_GIVEN INSTRUCTION:_ Word for word, retype every entry in the listing.

_SUPPLIED RECORDS:_

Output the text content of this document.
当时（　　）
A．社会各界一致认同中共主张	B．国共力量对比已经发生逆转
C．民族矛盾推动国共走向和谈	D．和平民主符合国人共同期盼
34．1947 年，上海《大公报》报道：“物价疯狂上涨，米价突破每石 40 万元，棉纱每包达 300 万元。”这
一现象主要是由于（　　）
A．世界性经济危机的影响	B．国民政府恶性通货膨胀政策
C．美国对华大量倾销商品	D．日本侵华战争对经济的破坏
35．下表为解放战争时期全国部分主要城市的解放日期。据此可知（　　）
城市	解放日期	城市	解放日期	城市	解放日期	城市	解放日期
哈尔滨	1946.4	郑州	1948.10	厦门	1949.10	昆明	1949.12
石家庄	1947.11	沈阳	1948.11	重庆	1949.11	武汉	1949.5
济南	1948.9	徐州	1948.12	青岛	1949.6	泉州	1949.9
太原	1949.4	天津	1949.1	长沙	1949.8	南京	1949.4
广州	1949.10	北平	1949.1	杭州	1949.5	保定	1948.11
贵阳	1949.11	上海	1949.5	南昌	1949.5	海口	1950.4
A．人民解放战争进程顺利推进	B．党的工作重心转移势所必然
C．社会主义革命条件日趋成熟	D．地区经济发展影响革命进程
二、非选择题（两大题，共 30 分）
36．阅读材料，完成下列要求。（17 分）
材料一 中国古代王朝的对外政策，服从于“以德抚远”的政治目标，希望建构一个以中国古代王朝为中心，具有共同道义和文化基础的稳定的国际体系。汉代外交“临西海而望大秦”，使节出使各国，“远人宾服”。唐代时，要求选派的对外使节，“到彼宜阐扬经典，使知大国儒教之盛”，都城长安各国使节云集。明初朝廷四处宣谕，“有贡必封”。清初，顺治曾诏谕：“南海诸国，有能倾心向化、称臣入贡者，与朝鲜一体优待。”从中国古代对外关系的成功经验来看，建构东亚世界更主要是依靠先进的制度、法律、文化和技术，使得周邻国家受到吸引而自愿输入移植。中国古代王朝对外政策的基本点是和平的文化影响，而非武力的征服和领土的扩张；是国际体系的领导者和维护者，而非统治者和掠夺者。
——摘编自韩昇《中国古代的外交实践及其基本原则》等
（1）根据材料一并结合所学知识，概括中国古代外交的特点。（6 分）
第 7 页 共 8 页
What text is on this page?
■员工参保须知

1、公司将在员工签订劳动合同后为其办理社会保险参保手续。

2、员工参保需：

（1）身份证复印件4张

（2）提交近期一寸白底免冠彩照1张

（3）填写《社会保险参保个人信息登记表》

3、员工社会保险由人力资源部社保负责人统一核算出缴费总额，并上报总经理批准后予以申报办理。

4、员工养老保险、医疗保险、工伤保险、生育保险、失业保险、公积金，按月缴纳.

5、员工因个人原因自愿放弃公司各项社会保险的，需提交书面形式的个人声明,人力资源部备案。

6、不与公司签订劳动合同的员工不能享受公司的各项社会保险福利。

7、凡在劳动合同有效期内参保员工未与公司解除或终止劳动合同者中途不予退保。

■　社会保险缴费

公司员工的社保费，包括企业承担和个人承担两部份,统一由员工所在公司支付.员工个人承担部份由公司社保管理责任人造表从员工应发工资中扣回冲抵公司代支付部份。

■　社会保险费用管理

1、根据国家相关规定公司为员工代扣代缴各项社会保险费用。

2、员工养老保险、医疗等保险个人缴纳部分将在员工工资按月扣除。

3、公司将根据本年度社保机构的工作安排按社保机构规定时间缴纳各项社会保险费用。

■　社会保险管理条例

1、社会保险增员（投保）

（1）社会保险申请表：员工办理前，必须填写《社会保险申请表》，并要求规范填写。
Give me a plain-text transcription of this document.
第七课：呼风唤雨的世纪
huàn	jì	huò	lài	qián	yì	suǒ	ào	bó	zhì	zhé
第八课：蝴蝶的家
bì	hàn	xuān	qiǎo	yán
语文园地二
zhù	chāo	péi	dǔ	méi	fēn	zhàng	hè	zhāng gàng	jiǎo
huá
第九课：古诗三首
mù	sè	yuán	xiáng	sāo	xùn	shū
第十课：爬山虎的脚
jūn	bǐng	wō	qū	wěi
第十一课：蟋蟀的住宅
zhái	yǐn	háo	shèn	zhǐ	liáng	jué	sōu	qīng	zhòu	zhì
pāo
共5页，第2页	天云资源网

_ANSWER:_
Output the text content of this document.
当时（　　）
A．社会各界一致认同中共主张	B．国共力量对比已经发生逆转
C．民族矛盾推动国共走向和谈	D．和平民主符合国人共同期盼
34．1947 年，上海《大公报》报道：“物价疯狂上涨，米价突破每石 40 万元，棉纱每包达 300 万元。”这
一现象主要是由于（　　）
A．世界性经济危机的影响	B．国民政府恶性通货膨胀政策
C．美国对华大量倾销商品	D．日本侵华战争对经济的破坏
35．下表为解放战争时期全国部分主要城市的解放日期。据此可知（　　）
城市	解放日期	城市	解放日期	城市	解放日期	城市	解放日期
哈尔滨	1946.4	郑州	1948.10	厦门	1949.10	昆明	1949.12
石家庄	1947.11	沈阳	1948.11	重庆	1949.11	武汉	1949.5
济南	1948.9	徐州	1948.12	青岛	1949.6	泉州	1949.9
太原	1949.4	天津	1949.1	长沙	1949.8	南京	1949.4
广州	1949.10	北平	1949.1	杭州	1949.5	保定	1948.11
贵阳	1949.11	上海	1949.5	南昌	1949.5	海口	1950.4
A．人民解放战争进程顺利推进	B．党的工作重心转移势所必然
C．社会主义革命条件日趋成熟	D．地区经济发展影响革命进程
二、非选择题（两大题，共 30 分）
36．阅读材料，完成下列要求。（17 分）
材料一 中国古代王朝的对外政策，服从于“以德抚远”的政治目标，希望建构一个以中国古代王朝为中心，具有共同道义和文化基础的稳定的国际体系。汉代外交“临西海而望大秦”，使节出使各国，“远人宾服”。唐代时，要求选派的对外使节，“到彼宜阐扬经典，使知大国儒教之盛”，都城长安各国使节云集。明初朝廷四处宣谕，“有贡必封”。清初，顺治曾诏谕：“南海诸国，有能倾心向化、称臣入贡者，与朝鲜一体优待。”从中国古代对外关系的成功经验来看，建构东亚世界更主要是依靠先进的制度、法律、文化和技术，使得周邻国家受到吸引而自愿输入移植。中国古代王朝对外政策的基本点是和平的文化影响，而非武力的征服和领土的扩张；是国际体系的领导者和维护者，而非统治者和掠夺者。
——摘编自韩昇《中国古代的外交实践及其基本原则》等
（1）根据材料一并结合所学知识，概括中国古代外交的特点。（6 分）
第 7 页 共 8 页
What text is on this page?
■员工参保须知

1、公司将在员工签订劳动合同后为其办理社会保险参保手续。

2、员工参保需：

（1）身份证复印件4张

（2）提交近期一寸白底免冠彩照1张

（3）填写《社会保险参保个人信息登记表》

3、员工社会保险由人力资源部社保负责人统一核算出缴费总额，并上报总经理批准后予以申报办理。

4、员工养老保险、医疗保险、工伤保险、生育保险、失业保险、公积金，按月缴纳.

5、员工因个人原因自愿放弃公司各项社会保险的，需提交书面形式的个人声明,人力资源部备案。

6、不与公司签订劳动合同的员工不能享受公司的各项社会保险福利。

7、凡在劳动合同有效期内参保员工未与公司解除或终止劳动合同者中途不予退保。

■　社会保险缴费

公司员工的社保费，包括企业承担和个人承担两部份,统一由员工所在公司支付.员工个人承担部份由公司社保管理责任人造表从员工应发工资中扣回冲抵公司代支付部份。

■　社会保险费用管理

1、根据国家相关规定公司为员工代扣代缴各项社会保险费用。

2、员工养老保险、医疗等保险个人缴纳部分将在员工工资按月扣除。

3、公司将根据本年度社保机构的工作安排按社保机构规定时间缴纳各项社会保险费用。

■　社会保险管理条例

1、社会保险增员（投保）

（1）社会保险申请表：员工办理前，必须填写《社会保险申请表》，并要求规范填写。
Give me a plain-text transcription of this document.
第七课：呼风唤雨的世纪
huàn	jì	huò	lài	qián	yì	suǒ	ào	bó	zhì	zhé
第八课：蝴蝶的家
bì	hàn	xuān	qiǎo	yán
语文园地二
zhù	chāo	péi	dǔ	méi	fēn	zhàng	hè	zhāng gàng	jiǎo
huá
第九课：古诗三首
mù	sè	yuán	xiáng	sāo	xùn	shū
第十课：爬山虎的脚
jūn	bǐng	wō	qū	wěi
第十一课：蟋蟀的住宅
zhái	yǐn	háo	shèn	zhǐ	liáng	jué	sōu	qīng	zhòu	zhì
pāo
共5页，第2页	天云资源网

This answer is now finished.